[Items listed in a dataset]
--
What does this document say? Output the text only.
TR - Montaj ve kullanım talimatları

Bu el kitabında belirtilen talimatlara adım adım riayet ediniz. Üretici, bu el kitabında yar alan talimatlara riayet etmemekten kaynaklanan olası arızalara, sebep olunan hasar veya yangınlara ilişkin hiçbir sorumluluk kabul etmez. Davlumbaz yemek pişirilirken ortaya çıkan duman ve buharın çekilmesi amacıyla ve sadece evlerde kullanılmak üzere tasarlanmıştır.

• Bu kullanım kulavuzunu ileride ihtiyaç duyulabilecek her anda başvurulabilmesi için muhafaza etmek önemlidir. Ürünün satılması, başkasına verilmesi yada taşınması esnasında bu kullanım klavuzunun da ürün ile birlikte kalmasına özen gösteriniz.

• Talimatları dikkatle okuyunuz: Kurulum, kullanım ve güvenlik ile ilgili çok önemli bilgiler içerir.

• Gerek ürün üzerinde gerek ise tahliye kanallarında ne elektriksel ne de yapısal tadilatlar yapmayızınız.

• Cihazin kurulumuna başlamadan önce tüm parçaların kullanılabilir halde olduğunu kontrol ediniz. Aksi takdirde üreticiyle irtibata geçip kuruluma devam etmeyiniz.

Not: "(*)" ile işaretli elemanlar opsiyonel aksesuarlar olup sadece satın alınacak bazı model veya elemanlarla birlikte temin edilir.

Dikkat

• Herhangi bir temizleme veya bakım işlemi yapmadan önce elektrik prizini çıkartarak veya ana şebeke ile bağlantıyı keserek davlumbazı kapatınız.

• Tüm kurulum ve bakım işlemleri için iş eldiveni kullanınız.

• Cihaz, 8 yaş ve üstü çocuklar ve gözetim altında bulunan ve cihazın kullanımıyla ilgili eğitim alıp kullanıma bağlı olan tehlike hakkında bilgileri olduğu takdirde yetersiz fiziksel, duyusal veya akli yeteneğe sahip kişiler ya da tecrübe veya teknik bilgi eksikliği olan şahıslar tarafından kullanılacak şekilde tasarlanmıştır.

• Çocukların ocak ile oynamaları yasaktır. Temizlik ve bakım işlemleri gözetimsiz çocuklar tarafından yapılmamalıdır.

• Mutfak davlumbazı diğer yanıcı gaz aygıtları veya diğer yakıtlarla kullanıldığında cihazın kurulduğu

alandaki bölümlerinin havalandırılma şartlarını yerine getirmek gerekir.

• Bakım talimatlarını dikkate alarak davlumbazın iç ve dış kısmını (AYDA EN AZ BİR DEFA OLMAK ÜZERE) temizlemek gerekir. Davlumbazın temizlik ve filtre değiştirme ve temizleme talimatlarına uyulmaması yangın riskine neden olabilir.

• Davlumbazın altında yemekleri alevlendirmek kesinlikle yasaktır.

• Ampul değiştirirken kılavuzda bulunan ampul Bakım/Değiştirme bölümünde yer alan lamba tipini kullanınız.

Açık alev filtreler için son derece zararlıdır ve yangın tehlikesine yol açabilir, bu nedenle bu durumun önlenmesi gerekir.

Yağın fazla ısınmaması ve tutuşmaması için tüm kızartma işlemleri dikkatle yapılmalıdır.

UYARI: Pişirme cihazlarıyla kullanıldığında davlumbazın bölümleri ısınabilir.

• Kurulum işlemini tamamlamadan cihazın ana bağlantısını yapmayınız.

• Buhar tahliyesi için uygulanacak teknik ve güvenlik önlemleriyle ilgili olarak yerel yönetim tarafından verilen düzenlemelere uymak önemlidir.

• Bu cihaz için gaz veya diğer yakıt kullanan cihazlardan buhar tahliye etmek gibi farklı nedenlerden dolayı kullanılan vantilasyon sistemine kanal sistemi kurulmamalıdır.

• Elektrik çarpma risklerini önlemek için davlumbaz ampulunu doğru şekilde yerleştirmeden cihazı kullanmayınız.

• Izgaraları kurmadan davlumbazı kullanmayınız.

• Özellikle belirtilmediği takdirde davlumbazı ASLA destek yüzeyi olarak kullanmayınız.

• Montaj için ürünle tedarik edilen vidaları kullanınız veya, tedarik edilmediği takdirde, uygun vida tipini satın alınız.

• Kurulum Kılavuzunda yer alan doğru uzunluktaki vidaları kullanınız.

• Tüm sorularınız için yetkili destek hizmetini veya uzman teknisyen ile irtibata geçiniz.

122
--
> **TASK TO COMPLETE**:
Repeat the listing exactly, from its first line to its last.

> **EXERCISE OUTPUT**:
What does this document say? Output the text only.
TR - Montaj ve kullanım talimatları

Bu el kitabında belirtilen talimatlara adım adım riayet ediniz. Üretici, bu el kitabında yar alan talimatlara riayet etmemekten kaynaklanan olası arızalara, sebep olunan hasar veya yangınlara ilişkin hiçbir sorumluluk kabul etmez. Davlumbaz yemek pişirilirken ortaya çıkan duman ve buharın çekilmesi amacıyla ve sadece evlerde kullanılmak üzere tasarlanmıştır.

• Bu kullanım kulavuzunu ileride ihtiyaç duyulabilecek her anda başvurulabilmesi için muhafaza etmek önemlidir. Ürünün satılması, başkasına verilmesi yada taşınması esnasında bu kullanım klavuzunun da ürün ile birlikte kalmasına özen gösteriniz.

• Talimatları dikkatle okuyunuz: Kurulum, kullanım ve güvenlik ile ilgili çok önemli bilgiler içerir.

• Gerek ürün üzerinde gerek ise tahliye kanallarında ne elektriksel ne de yapısal tadilatlar yapmayızınız.

• Cihazin kurulumuna başlamadan önce tüm parçaların kullanılabilir halde olduğunu kontrol ediniz. Aksi takdirde üreticiyle irtibata geçip kuruluma devam etmeyiniz.

Not: "(*)" ile işaretli elemanlar opsiyonel aksesuarlar olup sadece satın alınacak bazı model veya elemanlarla birlikte temin edilir.

Dikkat

• Herhangi bir temizleme veya bakım işlemi yapmadan önce elektrik prizini çıkartarak veya ana şebeke ile bağlantıyı keserek davlumbazı kapatınız.

• Tüm kurulum ve bakım işlemleri için iş eldiveni kullanınız.

• Cihaz, 8 yaş ve üstü çocuklar ve gözetim altında bulunan ve cihazın kullanımıyla ilgili eğitim alıp kullanıma bağlı olan tehlike hakkında bilgileri olduğu takdirde yetersiz fiziksel, duyusal veya akli yeteneğe sahip kişiler ya da tecrübe veya teknik bilgi eksikliği olan şahıslar tarafından kullanılacak şekilde tasarlanmıştır.

• Çocukların ocak ile oynamaları yasaktır. Temizlik ve bakım işlemleri gözetimsiz çocuklar tarafından yapılmamalıdır.

• Mutfak davlumbazı diğer yanıcı gaz aygıtları veya diğer yakıtlarla kullanıldığında cihazın kurulduğu

alandaki bölümlerinin havalandırılma şartlarını yerine getirmek gerekir.

• Bakım talimatlarını dikkate alarak davlumbazın iç ve dış kısmını (AYDA EN AZ BİR DEFA OLMAK ÜZERE) temizlemek gerekir. Davlumbazın temizlik ve filtre değiştirme ve temizleme talimatlarına uyulmaması yangın riskine neden olabilir.

• Davlumbazın altında yemekleri alevlendirmek kesinlikle yasaktır.

• Ampul değiştirirken kılavuzda bulunan ampul Bakım/Değiştirme bölümünde yer alan lamba tipini kullanınız.

Açık alev filtreler için son derece zararlıdır ve yangın tehlikesine yol açabilir, bu nedenle bu durumun önlenmesi gerekir.

Yağın fazla ısınmaması ve tutuşmaması için tüm kızartma işlemleri dikkatle yapılmalıdır.

UYARI: Pişirme cihazlarıyla kullanıldığında davlumbazın bölümleri ısınabilir.

• Kurulum işlemini tamamlamadan cihazın ana bağlantısını yapmayınız.

• Buhar tahliyesi için uygulanacak teknik ve güvenlik önlemleriyle ilgili olarak yerel yönetim tarafından verilen düzenlemelere uymak önemlidir.

• Bu cihaz için gaz veya diğer yakıt kullanan cihazlardan buhar tahliye etmek gibi farklı nedenlerden dolayı kullanılan vantilasyon sistemine kanal sistemi kurulmamalıdır.

• Elektrik çarpma risklerini önlemek için davlumbaz ampulunu doğru şekilde yerleştirmeden cihazı kullanmayınız.

• Izgaraları kurmadan davlumbazı kullanmayınız.

• Özellikle belirtilmediği takdirde davlumbazı ASLA destek yüzeyi olarak kullanmayınız.

• Montaj için ürünle tedarik edilen vidaları kullanınız veya, tedarik edilmediği takdirde, uygun vida tipini satın alınız.

• Kurulum Kılavuzunda yer alan doğru uzunluktaki vidaları kullanınız.

• Tüm sorularınız için yetkili destek hizmetini veya uzman teknisyen ile irtibata geçiniz.

122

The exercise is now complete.